_Problem details_: Determine how many lines contain the string "text" and reply with that number alone.

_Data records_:
════════

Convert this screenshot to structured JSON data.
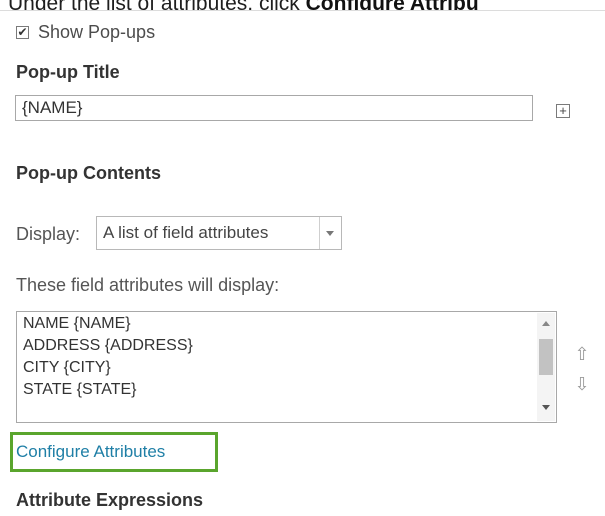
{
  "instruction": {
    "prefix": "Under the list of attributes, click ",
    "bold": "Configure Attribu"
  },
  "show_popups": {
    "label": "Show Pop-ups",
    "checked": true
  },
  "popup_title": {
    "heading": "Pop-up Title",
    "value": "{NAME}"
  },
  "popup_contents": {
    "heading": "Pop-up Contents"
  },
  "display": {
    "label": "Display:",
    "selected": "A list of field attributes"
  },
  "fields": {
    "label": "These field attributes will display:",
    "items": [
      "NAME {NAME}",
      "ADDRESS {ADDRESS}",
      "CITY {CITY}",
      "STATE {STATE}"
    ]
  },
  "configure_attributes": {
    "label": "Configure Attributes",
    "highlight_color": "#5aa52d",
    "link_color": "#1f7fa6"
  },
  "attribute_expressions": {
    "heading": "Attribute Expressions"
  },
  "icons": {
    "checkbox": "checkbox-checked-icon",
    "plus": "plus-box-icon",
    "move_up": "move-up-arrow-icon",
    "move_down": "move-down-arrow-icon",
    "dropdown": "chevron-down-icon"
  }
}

════════

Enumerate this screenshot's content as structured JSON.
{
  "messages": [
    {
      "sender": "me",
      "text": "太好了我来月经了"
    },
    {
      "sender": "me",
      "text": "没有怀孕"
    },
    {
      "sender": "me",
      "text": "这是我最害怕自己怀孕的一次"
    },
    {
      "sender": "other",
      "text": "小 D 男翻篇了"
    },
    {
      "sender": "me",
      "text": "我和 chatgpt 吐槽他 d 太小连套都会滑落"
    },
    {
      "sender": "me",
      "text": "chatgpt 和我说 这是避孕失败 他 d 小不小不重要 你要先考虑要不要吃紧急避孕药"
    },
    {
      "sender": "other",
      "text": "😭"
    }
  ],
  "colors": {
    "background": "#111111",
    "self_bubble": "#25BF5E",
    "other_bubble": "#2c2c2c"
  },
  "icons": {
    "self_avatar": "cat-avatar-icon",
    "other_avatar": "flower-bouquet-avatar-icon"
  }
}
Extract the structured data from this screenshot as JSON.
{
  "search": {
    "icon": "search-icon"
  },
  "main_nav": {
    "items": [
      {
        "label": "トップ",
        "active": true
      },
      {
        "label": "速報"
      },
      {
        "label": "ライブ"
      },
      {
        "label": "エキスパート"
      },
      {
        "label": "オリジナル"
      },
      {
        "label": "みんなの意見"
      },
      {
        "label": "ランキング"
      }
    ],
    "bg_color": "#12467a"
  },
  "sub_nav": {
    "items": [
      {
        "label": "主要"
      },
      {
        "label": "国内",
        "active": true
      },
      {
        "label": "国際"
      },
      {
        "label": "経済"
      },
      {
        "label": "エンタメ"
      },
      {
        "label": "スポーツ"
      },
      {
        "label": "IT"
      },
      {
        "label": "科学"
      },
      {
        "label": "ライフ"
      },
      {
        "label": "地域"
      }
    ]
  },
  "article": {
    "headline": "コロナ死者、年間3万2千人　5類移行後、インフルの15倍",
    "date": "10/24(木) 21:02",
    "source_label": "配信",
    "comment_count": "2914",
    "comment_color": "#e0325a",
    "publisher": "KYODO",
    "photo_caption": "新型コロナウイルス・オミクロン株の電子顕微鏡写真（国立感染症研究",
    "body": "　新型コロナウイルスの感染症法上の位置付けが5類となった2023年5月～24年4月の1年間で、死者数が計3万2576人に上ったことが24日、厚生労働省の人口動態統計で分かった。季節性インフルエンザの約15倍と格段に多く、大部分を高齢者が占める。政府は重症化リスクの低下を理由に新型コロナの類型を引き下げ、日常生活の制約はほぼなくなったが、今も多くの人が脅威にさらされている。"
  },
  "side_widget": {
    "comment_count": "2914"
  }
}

════════

_Complete response_: 7